*KORTE OPGAVE:* Herschrijf de regels vanaf het begin van de gegevens tot en met de regel met "calendar-icon[interactable]: [148, 373, 172, 397]" als een JSON-lijst van strings, met één string per regel en zonder lege regels.

***

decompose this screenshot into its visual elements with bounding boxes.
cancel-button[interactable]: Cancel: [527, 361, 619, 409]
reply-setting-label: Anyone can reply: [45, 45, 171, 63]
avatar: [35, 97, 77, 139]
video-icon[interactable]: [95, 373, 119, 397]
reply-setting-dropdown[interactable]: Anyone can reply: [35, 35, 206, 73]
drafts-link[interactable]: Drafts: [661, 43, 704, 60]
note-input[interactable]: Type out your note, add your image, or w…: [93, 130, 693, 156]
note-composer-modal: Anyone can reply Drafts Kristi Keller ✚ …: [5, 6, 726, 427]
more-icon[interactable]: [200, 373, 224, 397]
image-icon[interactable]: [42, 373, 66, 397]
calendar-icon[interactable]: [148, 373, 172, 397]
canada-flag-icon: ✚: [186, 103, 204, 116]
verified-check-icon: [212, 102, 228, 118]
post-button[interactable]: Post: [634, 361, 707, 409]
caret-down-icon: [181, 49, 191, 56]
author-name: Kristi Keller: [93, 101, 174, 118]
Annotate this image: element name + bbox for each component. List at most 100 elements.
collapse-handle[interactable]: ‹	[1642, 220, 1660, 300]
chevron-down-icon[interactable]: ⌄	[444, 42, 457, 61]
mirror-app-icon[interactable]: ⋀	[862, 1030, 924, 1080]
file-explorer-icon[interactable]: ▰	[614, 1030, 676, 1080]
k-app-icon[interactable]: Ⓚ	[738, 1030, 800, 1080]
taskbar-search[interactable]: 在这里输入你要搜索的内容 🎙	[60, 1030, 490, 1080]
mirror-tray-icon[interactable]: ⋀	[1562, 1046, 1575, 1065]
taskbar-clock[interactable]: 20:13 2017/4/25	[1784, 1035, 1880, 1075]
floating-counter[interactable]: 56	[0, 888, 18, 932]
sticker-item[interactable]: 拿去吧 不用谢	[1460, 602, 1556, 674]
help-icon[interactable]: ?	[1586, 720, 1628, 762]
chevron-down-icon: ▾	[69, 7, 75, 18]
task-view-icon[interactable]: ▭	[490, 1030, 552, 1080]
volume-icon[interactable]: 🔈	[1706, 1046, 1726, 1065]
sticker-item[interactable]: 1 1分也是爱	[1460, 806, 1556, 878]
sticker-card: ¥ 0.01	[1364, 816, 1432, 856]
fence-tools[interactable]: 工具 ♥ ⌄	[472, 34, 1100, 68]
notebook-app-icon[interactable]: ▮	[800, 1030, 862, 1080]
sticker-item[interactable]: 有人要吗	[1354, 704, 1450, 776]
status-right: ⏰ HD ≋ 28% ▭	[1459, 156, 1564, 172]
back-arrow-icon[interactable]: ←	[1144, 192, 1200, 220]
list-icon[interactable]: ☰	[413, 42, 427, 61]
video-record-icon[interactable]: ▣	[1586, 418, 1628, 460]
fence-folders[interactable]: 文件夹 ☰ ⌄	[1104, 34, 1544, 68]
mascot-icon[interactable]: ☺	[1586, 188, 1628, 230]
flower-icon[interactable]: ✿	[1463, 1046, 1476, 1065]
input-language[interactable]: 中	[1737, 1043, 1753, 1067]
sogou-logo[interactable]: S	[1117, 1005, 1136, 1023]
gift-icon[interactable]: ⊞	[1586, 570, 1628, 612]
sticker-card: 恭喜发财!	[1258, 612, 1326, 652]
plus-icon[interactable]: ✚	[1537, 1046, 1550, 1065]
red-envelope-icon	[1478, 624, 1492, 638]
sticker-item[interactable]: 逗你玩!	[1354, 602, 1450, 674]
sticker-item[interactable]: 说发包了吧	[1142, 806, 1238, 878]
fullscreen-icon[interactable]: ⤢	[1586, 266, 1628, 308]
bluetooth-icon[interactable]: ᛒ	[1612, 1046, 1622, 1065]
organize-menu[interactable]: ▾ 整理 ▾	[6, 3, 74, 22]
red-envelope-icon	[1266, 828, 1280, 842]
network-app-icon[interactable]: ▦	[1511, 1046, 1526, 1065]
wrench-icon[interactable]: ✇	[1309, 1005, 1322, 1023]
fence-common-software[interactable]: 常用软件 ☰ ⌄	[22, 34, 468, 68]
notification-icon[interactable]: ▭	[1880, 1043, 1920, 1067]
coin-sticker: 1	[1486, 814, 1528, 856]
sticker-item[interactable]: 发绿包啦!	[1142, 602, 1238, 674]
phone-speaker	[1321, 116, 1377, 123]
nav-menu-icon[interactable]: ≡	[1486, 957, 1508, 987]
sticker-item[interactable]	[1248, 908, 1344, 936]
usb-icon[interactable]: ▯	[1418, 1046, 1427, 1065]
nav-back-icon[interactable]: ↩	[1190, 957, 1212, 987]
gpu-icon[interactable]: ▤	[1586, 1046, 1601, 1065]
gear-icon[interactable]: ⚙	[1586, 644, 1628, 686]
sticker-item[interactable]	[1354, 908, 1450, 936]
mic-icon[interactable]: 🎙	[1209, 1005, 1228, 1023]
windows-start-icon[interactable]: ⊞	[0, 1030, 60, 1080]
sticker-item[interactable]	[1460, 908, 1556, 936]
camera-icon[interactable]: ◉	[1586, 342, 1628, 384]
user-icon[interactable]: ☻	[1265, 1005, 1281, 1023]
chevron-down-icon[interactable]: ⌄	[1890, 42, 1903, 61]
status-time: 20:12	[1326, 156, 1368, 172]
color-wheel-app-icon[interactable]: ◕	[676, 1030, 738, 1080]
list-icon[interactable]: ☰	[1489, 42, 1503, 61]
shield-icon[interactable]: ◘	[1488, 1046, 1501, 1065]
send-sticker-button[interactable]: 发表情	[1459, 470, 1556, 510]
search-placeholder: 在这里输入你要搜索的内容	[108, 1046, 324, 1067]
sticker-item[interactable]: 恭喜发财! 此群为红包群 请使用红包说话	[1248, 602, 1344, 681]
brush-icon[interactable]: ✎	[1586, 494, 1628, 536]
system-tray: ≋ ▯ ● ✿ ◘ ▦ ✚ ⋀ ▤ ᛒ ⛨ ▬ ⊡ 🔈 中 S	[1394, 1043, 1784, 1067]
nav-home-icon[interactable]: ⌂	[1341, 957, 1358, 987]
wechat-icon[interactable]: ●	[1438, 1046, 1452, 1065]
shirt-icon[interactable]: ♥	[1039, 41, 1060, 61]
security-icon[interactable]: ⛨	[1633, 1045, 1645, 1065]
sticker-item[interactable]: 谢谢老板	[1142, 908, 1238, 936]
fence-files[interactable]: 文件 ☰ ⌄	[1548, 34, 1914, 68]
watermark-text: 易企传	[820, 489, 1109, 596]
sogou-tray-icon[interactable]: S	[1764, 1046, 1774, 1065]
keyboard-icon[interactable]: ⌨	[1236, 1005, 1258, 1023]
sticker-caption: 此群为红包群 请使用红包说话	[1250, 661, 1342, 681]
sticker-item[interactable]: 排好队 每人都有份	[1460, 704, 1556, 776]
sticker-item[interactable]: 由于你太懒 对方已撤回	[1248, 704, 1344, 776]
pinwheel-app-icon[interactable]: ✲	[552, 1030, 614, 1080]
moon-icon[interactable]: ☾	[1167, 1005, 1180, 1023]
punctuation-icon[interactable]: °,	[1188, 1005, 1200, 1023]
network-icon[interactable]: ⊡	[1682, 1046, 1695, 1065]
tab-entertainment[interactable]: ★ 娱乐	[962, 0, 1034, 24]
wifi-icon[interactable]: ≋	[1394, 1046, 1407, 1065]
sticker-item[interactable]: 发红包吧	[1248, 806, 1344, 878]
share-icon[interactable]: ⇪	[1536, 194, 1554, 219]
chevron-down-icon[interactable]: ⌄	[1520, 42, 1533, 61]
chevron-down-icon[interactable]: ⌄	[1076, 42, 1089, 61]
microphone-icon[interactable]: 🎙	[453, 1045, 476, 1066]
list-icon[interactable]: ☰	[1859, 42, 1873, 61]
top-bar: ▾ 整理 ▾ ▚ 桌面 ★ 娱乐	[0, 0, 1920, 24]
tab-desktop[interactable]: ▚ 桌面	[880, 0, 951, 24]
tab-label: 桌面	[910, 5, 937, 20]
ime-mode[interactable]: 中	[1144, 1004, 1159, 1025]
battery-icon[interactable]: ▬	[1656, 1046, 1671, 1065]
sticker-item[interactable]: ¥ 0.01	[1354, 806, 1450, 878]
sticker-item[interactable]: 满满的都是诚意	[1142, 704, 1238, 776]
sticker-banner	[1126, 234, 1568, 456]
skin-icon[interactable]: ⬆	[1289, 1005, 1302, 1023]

***

*VOLLEDIG ANTWOORD:*
[
  "decompose this screenshot into its visual elements with bounding boxes.",
  "cancel-button[interactable]: Cancel: [527, 361, 619, 409]",
  "reply-setting-label: Anyone can reply: [45, 45, 171, 63]",
  "avatar: [35, 97, 77, 139]",
  "video-icon[interactable]: [95, 373, 119, 397]",
  "reply-setting-dropdown[interactable]: Anyone can reply: [35, 35, 206, 73]",
  "drafts-link[interactable]: Drafts: [661, 43, 704, 60]",
  "note-input[interactable]: Type out your note, add your image, or w…: [93, 130, 693, 156]",
  "note-composer-modal: Anyone can reply Drafts Kristi Keller ✚ …: [5, 6, 726, 427]",
  "more-icon[interactable]: [200, 373, 224, 397]",
  "image-icon[interactable]: [42, 373, 66, 397]",
  "calendar-icon[interactable]: [148, 373, 172, 397]"
]